**Dataset:**
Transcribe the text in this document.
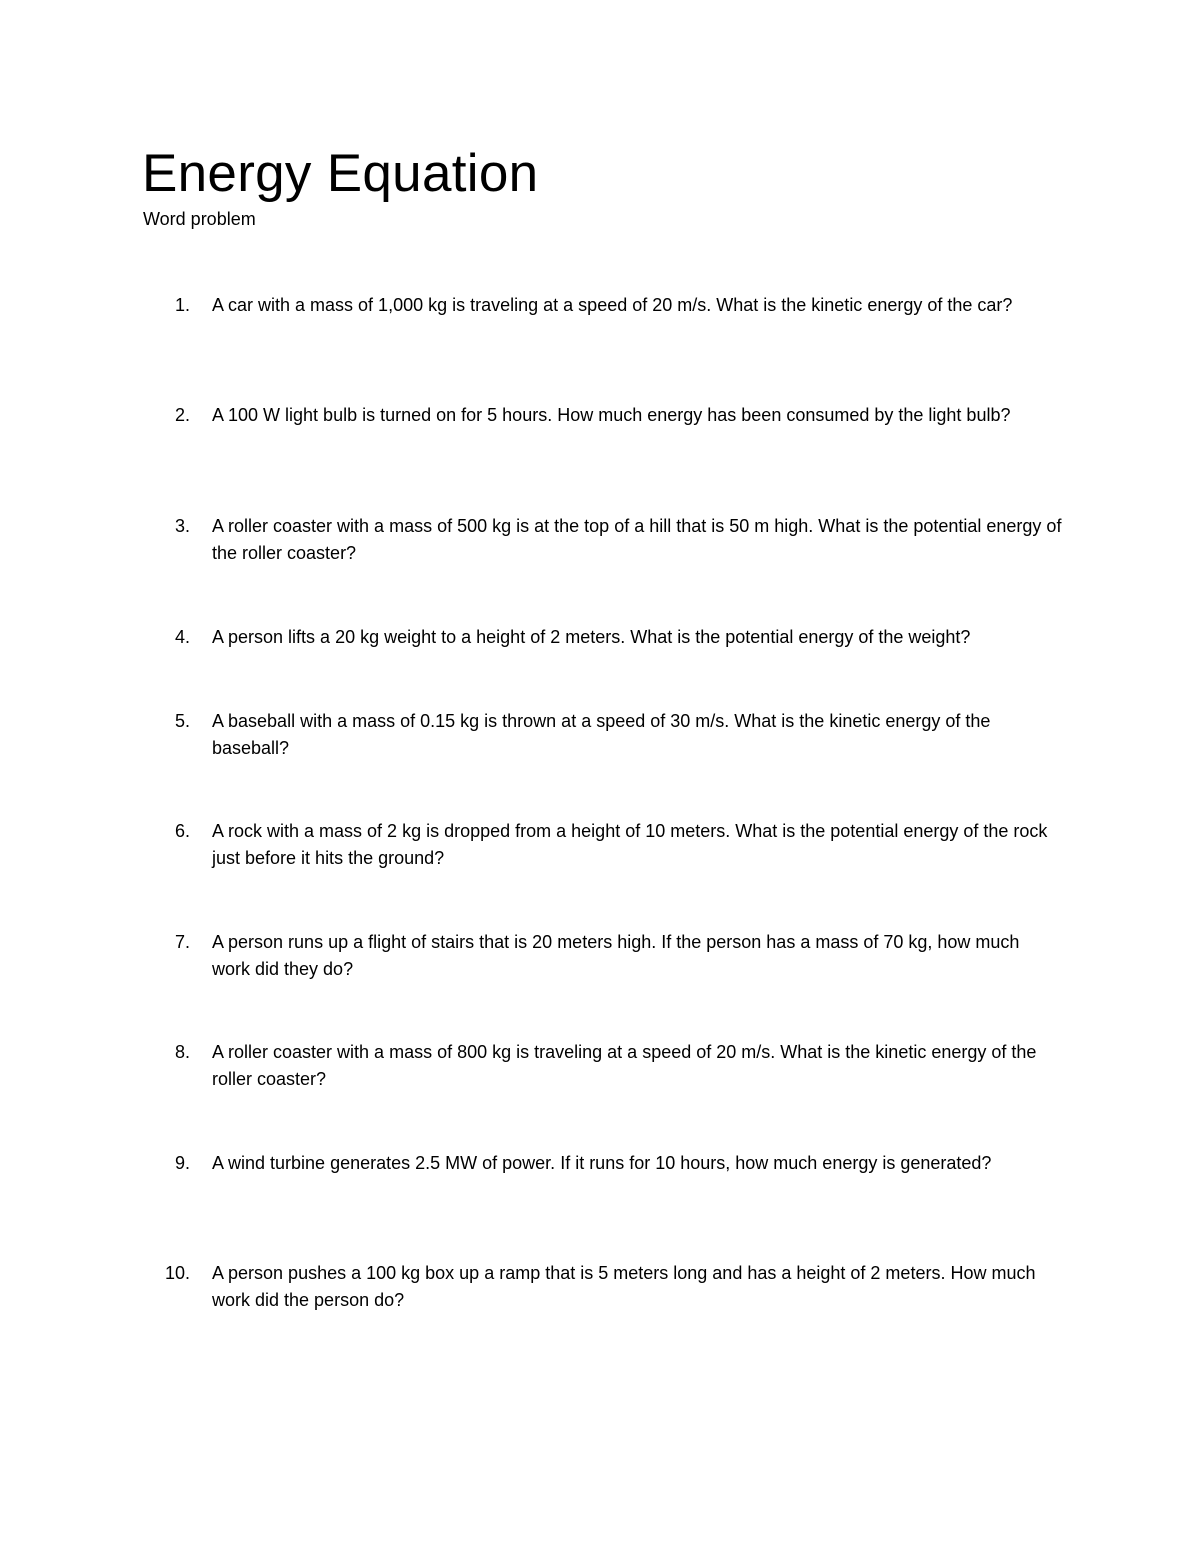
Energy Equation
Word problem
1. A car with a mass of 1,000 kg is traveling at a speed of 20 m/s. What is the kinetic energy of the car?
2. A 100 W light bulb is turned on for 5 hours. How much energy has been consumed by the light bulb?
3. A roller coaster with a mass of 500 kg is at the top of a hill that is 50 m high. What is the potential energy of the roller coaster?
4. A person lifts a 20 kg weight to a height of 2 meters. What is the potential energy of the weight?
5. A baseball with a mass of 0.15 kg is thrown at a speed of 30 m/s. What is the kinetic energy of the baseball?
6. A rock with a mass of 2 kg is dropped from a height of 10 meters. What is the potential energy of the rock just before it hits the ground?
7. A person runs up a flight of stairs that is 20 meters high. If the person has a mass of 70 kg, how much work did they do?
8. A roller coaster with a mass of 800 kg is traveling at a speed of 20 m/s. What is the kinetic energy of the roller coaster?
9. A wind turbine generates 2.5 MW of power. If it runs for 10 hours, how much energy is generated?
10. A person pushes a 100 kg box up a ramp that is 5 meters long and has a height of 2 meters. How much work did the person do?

**Goal:** Output the data exactly. Pictures don't belong in the result.

**Written response:**
Transcribe the text in this document.
Energy Equation
Word problem
1. A car with a mass of 1,000 kg is traveling at a speed of 20 m/s. What is the kinetic energy of the car?
2. A 100 W light bulb is turned on for 5 hours. How much energy has been consumed by the light bulb?
3. A roller coaster with a mass of 500 kg is at the top of a hill that is 50 m high. What is the potential energy of the roller coaster?
4. A person lifts a 20 kg weight to a height of 2 meters. What is the potential energy of the weight?
5. A baseball with a mass of 0.15 kg is thrown at a speed of 30 m/s. What is the kinetic energy of the baseball?
6. A rock with a mass of 2 kg is dropped from a height of 10 meters. What is the potential energy of the rock just before it hits the ground?
7. A person runs up a flight of stairs that is 20 meters high. If the person has a mass of 70 kg, how much work did they do?
8. A roller coaster with a mass of 800 kg is traveling at a speed of 20 m/s. What is the kinetic energy of the roller coaster?
9. A wind turbine generates 2.5 MW of power. If it runs for 10 hours, how much energy is generated?
10. A person pushes a 100 kg box up a ramp that is 5 meters long and has a height of 2 meters. How much work did the person do?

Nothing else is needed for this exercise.